GOAL -> Give back the entire listing verbatim.

EXTRACTED DATA ->
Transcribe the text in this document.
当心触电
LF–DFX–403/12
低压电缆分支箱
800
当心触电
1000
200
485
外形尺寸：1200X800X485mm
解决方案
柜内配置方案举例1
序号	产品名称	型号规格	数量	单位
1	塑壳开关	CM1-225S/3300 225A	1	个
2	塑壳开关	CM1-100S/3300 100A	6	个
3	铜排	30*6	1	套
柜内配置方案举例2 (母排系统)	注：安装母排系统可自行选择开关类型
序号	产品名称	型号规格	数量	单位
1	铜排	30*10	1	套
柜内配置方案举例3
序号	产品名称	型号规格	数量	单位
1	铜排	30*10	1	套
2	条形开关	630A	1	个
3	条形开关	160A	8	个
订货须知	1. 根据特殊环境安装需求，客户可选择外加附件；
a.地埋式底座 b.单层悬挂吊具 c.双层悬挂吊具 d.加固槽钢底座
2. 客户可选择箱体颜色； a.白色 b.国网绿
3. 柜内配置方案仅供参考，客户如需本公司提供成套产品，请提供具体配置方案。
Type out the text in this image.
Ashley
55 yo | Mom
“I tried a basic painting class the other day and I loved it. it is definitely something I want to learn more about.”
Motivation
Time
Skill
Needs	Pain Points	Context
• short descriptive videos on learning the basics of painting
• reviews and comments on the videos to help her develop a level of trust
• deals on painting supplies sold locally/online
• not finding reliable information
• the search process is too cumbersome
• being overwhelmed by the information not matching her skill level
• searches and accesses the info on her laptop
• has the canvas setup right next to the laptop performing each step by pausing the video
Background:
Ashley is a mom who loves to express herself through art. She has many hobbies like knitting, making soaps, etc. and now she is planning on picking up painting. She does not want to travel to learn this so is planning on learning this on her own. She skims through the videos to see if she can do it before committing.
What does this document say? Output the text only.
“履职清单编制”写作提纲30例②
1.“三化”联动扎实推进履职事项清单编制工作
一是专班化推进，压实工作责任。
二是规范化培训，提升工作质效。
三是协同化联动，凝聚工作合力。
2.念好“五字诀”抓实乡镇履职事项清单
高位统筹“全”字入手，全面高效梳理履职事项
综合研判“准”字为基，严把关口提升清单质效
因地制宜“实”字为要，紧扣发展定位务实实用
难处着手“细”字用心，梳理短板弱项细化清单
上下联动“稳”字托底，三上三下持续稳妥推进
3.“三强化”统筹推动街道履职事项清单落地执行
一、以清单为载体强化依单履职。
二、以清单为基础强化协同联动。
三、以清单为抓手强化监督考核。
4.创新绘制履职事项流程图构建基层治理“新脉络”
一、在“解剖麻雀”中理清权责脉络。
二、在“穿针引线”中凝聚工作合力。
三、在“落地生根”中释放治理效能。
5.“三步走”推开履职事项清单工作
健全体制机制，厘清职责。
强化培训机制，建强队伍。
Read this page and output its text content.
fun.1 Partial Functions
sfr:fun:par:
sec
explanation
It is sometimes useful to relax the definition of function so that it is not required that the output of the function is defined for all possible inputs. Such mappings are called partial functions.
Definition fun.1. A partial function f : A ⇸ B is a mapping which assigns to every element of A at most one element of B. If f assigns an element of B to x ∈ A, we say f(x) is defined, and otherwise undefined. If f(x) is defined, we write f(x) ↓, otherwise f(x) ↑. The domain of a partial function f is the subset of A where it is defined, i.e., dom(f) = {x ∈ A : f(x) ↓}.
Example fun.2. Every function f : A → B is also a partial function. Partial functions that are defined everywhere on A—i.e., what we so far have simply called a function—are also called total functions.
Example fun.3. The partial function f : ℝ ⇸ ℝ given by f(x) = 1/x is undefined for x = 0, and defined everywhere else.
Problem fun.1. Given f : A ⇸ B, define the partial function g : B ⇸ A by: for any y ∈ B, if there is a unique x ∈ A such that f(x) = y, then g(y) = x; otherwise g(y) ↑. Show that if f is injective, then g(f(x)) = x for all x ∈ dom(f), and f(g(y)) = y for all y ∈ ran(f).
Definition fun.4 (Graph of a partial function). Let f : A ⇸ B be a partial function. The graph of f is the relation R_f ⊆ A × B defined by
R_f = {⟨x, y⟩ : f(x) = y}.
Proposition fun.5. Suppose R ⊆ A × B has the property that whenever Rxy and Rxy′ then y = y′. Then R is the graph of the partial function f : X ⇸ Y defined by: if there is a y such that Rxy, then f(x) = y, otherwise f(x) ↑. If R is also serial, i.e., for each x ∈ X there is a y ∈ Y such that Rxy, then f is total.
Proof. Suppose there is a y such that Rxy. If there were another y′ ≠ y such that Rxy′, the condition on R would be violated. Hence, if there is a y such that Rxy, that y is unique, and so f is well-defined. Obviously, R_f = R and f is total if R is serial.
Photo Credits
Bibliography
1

PROBLEM SOLUTION ->
Transcribe the text in this document.
当心触电
LF–DFX–403/12
低压电缆分支箱
800
当心触电
1000
200
485
外形尺寸：1200X800X485mm
解决方案
柜内配置方案举例1
序号	产品名称	型号规格	数量	单位
1	塑壳开关	CM1-225S/3300 225A	1	个
2	塑壳开关	CM1-100S/3300 100A	6	个
3	铜排	30*6	1	套
柜内配置方案举例2 (母排系统)	注：安装母排系统可自行选择开关类型
序号	产品名称	型号规格	数量	单位
1	铜排	30*10	1	套
柜内配置方案举例3
序号	产品名称	型号规格	数量	单位
1	铜排	30*10	1	套
2	条形开关	630A	1	个
3	条形开关	160A	8	个
订货须知	1. 根据特殊环境安装需求，客户可选择外加附件；
a.地埋式底座 b.单层悬挂吊具 c.双层悬挂吊具 d.加固槽钢底座
2. 客户可选择箱体颜色； a.白色 b.国网绿
3. 柜内配置方案仅供参考，客户如需本公司提供成套产品，请提供具体配置方案。
Type out the text in this image.
Ashley
55 yo | Mom
“I tried a basic painting class the other day and I loved it. it is definitely something I want to learn more about.”
Motivation
Time
Skill
Needs	Pain Points	Context
• short descriptive videos on learning the basics of painting
• reviews and comments on the videos to help her develop a level of trust
• deals on painting supplies sold locally/online
• not finding reliable information
• the search process is too cumbersome
• being overwhelmed by the information not matching her skill level
• searches and accesses the info on her laptop
• has the canvas setup right next to the laptop performing each step by pausing the video
Background:
Ashley is a mom who loves to express herself through art. She has many hobbies like knitting, making soaps, etc. and now she is planning on picking up painting. She does not want to travel to learn this so is planning on learning this on her own. She skims through the videos to see if she can do it before committing.
What does this document say? Output the text only.
“履职清单编制”写作提纲30例②
1.“三化”联动扎实推进履职事项清单编制工作
一是专班化推进，压实工作责任。
二是规范化培训，提升工作质效。
三是协同化联动，凝聚工作合力。
2.念好“五字诀”抓实乡镇履职事项清单
高位统筹“全”字入手，全面高效梳理履职事项
综合研判“准”字为基，严把关口提升清单质效
因地制宜“实”字为要，紧扣发展定位务实实用
难处着手“细”字用心，梳理短板弱项细化清单
上下联动“稳”字托底，三上三下持续稳妥推进
3.“三强化”统筹推动街道履职事项清单落地执行
一、以清单为载体强化依单履职。
二、以清单为基础强化协同联动。
三、以清单为抓手强化监督考核。
4.创新绘制履职事项流程图构建基层治理“新脉络”
一、在“解剖麻雀”中理清权责脉络。
二、在“穿针引线”中凝聚工作合力。
三、在“落地生根”中释放治理效能。
5.“三步走”推开履职事项清单工作
健全体制机制，厘清职责。
强化培训机制，建强队伍。
Read this page and output its text content.
fun.1 Partial Functions
sfr:fun:par:
sec
explanation
It is sometimes useful to relax the definition of function so that it is not required that the output of the function is defined for all possible inputs. Such mappings are called partial functions.
Definition fun.1. A partial function f : A ⇸ B is a mapping which assigns to every element of A at most one element of B. If f assigns an element of B to x ∈ A, we say f(x) is defined, and otherwise undefined. If f(x) is defined, we write f(x) ↓, otherwise f(x) ↑. The domain of a partial function f is the subset of A where it is defined, i.e., dom(f) = {x ∈ A : f(x) ↓}.
Example fun.2. Every function f : A → B is also a partial function. Partial functions that are defined everywhere on A—i.e., what we so far have simply called a function—are also called total functions.
Example fun.3. The partial function f : ℝ ⇸ ℝ given by f(x) = 1/x is undefined for x = 0, and defined everywhere else.
Problem fun.1. Given f : A ⇸ B, define the partial function g : B ⇸ A by: for any y ∈ B, if there is a unique x ∈ A such that f(x) = y, then g(y) = x; otherwise g(y) ↑. Show that if f is injective, then g(f(x)) = x for all x ∈ dom(f), and f(g(y)) = y for all y ∈ ran(f).
Definition fun.4 (Graph of a partial function). Let f : A ⇸ B be a partial function. The graph of f is the relation R_f ⊆ A × B defined by
R_f = {⟨x, y⟩ : f(x) = y}.
Proposition fun.5. Suppose R ⊆ A × B has the property that whenever Rxy and Rxy′ then y = y′. Then R is the graph of the partial function f : X ⇸ Y defined by: if there is a y such that Rxy, then f(x) = y, otherwise f(x) ↑. If R is also serial, i.e., for each x ∈ X there is a y ∈ Y such that Rxy, then f is total.
Proof. Suppose there is a y such that Rxy. If there were another y′ ≠ y such that Rxy′, the condition on R would be violated. Hence, if there is a y such that Rxy, that y is unique, and so f is well-defined. Obviously, R_f = R and f is total if R is serial.
Photo Credits
Bibliography
1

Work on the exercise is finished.